**THE PROBLEM**.
Search the records below for the word "Experiment". Pull out each line that has it.

**GIVEN RECORDS**.
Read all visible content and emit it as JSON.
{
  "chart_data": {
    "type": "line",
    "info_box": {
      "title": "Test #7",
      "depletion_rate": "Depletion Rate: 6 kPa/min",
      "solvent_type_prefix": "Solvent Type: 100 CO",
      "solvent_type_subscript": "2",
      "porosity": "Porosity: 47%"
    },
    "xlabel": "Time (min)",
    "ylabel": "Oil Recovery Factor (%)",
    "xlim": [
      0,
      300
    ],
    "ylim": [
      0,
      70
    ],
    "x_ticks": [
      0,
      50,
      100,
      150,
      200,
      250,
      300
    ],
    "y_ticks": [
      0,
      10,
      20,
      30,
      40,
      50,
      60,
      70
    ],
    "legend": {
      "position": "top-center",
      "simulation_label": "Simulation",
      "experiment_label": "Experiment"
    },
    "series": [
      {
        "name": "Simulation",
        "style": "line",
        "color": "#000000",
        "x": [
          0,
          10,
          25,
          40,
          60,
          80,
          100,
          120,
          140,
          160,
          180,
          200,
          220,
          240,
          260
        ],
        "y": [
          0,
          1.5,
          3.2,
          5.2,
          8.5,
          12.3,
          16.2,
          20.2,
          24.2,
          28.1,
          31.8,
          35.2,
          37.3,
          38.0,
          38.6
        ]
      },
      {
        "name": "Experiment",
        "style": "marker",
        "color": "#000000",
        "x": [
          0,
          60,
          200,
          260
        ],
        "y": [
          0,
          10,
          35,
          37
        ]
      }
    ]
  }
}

...

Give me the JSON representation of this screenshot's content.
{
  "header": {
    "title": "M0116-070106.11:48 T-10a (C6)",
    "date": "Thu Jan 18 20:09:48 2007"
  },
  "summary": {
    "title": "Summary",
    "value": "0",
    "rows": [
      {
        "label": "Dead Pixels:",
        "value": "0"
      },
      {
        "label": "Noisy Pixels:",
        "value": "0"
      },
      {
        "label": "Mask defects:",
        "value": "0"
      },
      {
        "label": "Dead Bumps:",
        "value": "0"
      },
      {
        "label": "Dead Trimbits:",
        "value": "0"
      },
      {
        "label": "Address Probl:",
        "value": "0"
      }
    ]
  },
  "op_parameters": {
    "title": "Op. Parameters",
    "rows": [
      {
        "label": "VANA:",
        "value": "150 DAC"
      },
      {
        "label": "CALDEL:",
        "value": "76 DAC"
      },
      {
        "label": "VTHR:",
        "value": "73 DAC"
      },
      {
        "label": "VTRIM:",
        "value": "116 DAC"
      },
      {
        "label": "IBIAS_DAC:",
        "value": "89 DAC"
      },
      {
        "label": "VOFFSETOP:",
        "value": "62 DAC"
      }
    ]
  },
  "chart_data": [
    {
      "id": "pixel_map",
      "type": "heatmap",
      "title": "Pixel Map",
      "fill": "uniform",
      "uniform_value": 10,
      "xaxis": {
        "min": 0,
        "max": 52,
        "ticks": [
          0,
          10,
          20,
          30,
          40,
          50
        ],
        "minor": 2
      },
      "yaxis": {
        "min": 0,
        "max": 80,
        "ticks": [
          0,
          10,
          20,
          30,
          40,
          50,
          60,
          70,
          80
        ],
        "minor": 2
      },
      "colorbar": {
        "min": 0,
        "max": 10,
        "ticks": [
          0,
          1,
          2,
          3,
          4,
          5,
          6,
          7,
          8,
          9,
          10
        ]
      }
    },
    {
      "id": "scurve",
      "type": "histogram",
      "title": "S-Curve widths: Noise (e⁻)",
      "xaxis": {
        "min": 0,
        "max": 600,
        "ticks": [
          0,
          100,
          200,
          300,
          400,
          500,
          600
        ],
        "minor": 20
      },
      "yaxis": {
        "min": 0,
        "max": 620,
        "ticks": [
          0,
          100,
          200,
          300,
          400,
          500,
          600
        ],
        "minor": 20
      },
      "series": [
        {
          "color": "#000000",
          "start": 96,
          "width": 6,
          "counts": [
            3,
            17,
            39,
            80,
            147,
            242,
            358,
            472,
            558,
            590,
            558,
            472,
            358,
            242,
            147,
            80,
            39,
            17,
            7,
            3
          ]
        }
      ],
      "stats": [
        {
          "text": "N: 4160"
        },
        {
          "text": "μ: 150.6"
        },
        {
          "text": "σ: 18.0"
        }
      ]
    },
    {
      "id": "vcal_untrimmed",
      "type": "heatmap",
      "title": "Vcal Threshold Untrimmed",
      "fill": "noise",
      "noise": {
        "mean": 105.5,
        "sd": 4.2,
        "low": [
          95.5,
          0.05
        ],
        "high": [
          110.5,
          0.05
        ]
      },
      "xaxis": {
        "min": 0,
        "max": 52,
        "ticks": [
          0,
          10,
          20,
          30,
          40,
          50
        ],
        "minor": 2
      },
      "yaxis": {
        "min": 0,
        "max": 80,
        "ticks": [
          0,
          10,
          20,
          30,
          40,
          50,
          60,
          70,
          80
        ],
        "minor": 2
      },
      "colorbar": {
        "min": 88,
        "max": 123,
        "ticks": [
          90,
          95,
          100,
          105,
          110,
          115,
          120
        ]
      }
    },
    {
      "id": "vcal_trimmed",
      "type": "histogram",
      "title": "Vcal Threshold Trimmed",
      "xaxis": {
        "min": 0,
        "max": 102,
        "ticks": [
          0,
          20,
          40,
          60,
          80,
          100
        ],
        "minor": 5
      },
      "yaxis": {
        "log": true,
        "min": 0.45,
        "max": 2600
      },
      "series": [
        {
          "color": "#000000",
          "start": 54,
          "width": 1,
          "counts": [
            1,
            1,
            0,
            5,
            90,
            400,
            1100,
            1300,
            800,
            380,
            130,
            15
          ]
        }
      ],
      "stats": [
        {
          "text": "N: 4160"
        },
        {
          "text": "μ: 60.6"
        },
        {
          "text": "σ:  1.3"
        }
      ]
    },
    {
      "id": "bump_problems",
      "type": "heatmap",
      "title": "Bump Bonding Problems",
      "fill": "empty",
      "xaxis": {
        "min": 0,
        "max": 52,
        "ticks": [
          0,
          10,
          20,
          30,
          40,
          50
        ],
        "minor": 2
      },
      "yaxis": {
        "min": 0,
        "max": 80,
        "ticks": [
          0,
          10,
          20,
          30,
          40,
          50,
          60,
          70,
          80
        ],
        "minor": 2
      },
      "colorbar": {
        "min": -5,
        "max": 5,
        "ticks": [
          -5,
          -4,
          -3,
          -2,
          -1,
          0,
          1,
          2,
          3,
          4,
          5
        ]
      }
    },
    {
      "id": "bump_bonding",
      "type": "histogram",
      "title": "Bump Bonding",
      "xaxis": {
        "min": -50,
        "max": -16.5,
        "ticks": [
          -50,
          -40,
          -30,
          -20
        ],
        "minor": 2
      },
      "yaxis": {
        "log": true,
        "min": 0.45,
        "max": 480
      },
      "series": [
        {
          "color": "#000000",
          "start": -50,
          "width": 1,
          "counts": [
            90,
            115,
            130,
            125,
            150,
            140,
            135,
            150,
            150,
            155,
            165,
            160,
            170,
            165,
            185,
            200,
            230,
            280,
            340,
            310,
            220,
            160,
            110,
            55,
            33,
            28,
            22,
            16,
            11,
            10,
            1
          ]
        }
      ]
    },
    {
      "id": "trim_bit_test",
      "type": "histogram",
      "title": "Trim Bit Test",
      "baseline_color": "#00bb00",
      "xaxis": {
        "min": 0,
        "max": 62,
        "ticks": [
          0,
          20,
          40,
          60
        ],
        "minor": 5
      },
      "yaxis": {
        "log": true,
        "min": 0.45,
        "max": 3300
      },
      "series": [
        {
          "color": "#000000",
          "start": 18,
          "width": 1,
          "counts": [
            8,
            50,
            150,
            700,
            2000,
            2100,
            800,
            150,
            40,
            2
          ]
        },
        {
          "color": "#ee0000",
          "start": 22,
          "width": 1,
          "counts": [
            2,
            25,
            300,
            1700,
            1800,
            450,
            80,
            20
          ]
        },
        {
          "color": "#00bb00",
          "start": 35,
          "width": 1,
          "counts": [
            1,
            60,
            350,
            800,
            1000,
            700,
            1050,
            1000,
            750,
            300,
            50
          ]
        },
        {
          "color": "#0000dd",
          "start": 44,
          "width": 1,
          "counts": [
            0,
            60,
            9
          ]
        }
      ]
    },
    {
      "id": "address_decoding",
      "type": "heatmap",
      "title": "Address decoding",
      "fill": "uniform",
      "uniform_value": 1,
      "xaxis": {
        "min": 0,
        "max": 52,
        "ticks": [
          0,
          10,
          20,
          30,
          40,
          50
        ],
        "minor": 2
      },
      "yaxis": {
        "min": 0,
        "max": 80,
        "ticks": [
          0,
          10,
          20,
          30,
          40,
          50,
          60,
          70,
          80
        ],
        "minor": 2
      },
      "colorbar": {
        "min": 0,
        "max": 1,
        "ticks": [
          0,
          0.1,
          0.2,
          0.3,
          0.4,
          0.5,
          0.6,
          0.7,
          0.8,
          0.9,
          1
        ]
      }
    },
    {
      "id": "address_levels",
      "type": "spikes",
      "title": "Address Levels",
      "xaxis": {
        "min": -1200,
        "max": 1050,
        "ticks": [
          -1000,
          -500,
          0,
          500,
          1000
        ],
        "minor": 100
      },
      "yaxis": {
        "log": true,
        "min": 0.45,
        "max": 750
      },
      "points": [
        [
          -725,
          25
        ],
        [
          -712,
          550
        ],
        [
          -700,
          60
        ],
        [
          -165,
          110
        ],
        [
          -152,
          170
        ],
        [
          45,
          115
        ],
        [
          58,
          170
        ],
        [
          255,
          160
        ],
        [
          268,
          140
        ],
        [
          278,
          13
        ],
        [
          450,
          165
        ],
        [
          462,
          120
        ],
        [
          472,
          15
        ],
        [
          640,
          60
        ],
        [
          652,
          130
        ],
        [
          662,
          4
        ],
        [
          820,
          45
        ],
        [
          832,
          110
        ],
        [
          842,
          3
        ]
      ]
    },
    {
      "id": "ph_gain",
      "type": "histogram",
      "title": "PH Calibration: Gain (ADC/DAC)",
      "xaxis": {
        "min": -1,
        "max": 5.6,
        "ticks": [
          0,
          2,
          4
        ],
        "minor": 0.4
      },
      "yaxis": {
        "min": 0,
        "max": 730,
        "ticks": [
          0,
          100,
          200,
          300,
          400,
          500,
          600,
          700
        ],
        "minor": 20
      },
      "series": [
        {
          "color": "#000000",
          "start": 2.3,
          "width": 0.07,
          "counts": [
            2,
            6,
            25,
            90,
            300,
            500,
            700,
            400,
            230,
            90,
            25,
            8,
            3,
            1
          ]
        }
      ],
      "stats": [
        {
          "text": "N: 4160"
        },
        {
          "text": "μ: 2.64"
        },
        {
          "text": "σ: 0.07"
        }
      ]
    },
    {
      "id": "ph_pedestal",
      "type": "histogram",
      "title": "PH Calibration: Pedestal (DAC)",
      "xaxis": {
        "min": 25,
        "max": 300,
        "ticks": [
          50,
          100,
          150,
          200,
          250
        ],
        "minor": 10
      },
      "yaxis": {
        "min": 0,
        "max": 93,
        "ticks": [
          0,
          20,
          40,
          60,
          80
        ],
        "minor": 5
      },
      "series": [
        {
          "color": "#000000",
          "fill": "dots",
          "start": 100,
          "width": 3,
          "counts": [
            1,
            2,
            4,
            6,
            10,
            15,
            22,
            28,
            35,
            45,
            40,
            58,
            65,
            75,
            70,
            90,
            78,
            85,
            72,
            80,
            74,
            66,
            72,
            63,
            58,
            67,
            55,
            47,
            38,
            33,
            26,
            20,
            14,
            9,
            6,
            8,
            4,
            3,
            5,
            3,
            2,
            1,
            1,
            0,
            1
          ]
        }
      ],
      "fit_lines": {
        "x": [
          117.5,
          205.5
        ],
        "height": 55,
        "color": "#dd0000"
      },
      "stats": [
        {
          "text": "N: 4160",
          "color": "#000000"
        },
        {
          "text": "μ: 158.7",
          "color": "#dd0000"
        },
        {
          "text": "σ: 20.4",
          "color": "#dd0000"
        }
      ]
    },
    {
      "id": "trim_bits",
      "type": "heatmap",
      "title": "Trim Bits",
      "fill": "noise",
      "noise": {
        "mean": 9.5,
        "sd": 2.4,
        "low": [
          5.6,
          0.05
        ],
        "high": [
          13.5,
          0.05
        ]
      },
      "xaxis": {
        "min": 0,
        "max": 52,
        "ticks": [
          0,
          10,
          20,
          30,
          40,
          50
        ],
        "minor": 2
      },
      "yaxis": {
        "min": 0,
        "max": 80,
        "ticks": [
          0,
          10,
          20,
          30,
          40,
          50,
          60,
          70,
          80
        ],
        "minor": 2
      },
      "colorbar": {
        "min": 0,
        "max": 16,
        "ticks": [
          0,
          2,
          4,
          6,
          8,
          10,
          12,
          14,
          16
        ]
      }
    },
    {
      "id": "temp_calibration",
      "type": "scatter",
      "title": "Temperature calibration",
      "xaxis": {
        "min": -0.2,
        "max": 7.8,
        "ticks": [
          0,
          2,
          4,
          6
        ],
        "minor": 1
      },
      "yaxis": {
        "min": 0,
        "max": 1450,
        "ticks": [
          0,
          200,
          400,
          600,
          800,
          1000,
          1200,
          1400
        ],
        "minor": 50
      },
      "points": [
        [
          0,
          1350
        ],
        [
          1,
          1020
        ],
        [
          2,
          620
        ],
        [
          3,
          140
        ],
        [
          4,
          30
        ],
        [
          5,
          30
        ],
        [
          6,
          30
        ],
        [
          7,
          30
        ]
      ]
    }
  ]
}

**WRITTEN ANSWER**.
      "experiment_label": "Experiment"
        "name": "Experiment",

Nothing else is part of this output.